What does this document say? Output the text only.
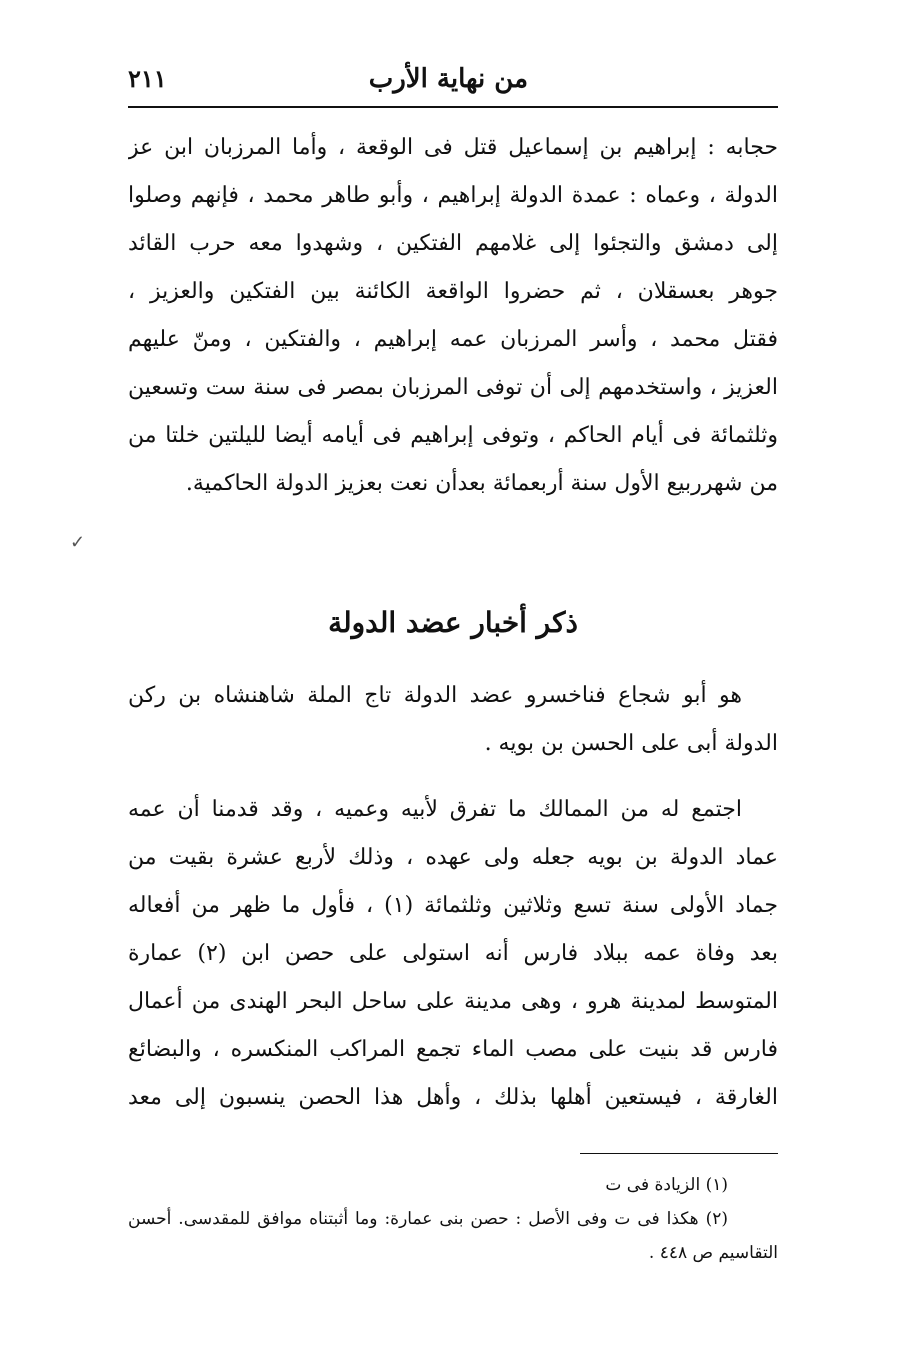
من نهاية الأرب
٢١١
حجابه : إبراهيم بن إسماعيل قتل فى الوقعة ، وأما المرزبان ابن عز
الدولة ، وعماه : عمدة الدولة إبراهيم ، وأبو طاهر محمد ، فإنهم وصلوا
إلى دمشق والتجئوا إلى غلامهم الفتكين ، وشهدوا معه حرب القائد
جوهر بعسقلان ، ثم حضروا الواقعة الكائنة بين الفتكين والعزيز ،
فقتل محمد ، وأسر المرزبان عمه إبراهيم ، والفتكين ، ومنّ عليهم
العزيز ، واستخدمهم إلى أن توفى المرزبان بمصر فى سنة ست وتسعين
وثلثمائة فى أيام الحاكم ، وتوفى إبراهيم فى أيامه أيضا لليلتين خلتا من
من شهرربيع الأول سنة أربعمائة بعدأن نعت بعزيز الدولة الحاكمية.
✓
ذكر أخبار عضد الدولة
هو أبو شجاع فناخسرو عضد الدولة تاج الملة شاهنشاه بن ركن
الدولة أبى على الحسن بن بويه .
اجتمع له من الممالك ما تفرق لأبيه وعميه ، وقد قدمنا أن عمه
عماد الدولة بن بويه جعله ولى عهده ، وذلك لأربع عشرة بقيت من
جماد الأولى سنة تسع وثلاثين وثلثمائة (١) ، فأول ما ظهر من أفعاله
بعد وفاة عمه ببلاد فارس أنه استولى على حصن ابن (٢) عمارة
المتوسط لمدينة هرو ، وهى مدينة على ساحل البحر الهندى من أعمال
فارس قد بنيت على مصب الماء تجمع المراكب المنكسره ، والبضائع
الغارقة ، فيستعين أهلها بذلك ، وأهل هذا الحصن ينسبون إلى معد
(١) الزيادة فى ت
(٢) هكذا فى ت وفى الأصل : حصن بنى عمارة: وما أثبتناه موافق للمقدسى. أحسن
التقاسيم ص ٤٤٨ .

#### WHAT IS ASKED
Every line of the data should be copied as it stands, without the images.

#### RESPONSE TO THIS EXERCISE
What does this document say? Output the text only.
من نهاية الأرب
٢١١
حجابه : إبراهيم بن إسماعيل قتل فى الوقعة ، وأما المرزبان ابن عز
الدولة ، وعماه : عمدة الدولة إبراهيم ، وأبو طاهر محمد ، فإنهم وصلوا
إلى دمشق والتجئوا إلى غلامهم الفتكين ، وشهدوا معه حرب القائد
جوهر بعسقلان ، ثم حضروا الواقعة الكائنة بين الفتكين والعزيز ،
فقتل محمد ، وأسر المرزبان عمه إبراهيم ، والفتكين ، ومنّ عليهم
العزيز ، واستخدمهم إلى أن توفى المرزبان بمصر فى سنة ست وتسعين
وثلثمائة فى أيام الحاكم ، وتوفى إبراهيم فى أيامه أيضا لليلتين خلتا من
من شهرربيع الأول سنة أربعمائة بعدأن نعت بعزيز الدولة الحاكمية.
✓
ذكر أخبار عضد الدولة
هو أبو شجاع فناخسرو عضد الدولة تاج الملة شاهنشاه بن ركن
الدولة أبى على الحسن بن بويه .
اجتمع له من الممالك ما تفرق لأبيه وعميه ، وقد قدمنا أن عمه
عماد الدولة بن بويه جعله ولى عهده ، وذلك لأربع عشرة بقيت من
جماد الأولى سنة تسع وثلاثين وثلثمائة (١) ، فأول ما ظهر من أفعاله
بعد وفاة عمه ببلاد فارس أنه استولى على حصن ابن (٢) عمارة
المتوسط لمدينة هرو ، وهى مدينة على ساحل البحر الهندى من أعمال
فارس قد بنيت على مصب الماء تجمع المراكب المنكسره ، والبضائع
الغارقة ، فيستعين أهلها بذلك ، وأهل هذا الحصن ينسبون إلى معد
(١) الزيادة فى ت
(٢) هكذا فى ت وفى الأصل : حصن بنى عمارة: وما أثبتناه موافق للمقدسى. أحسن
التقاسيم ص ٤٤٨ .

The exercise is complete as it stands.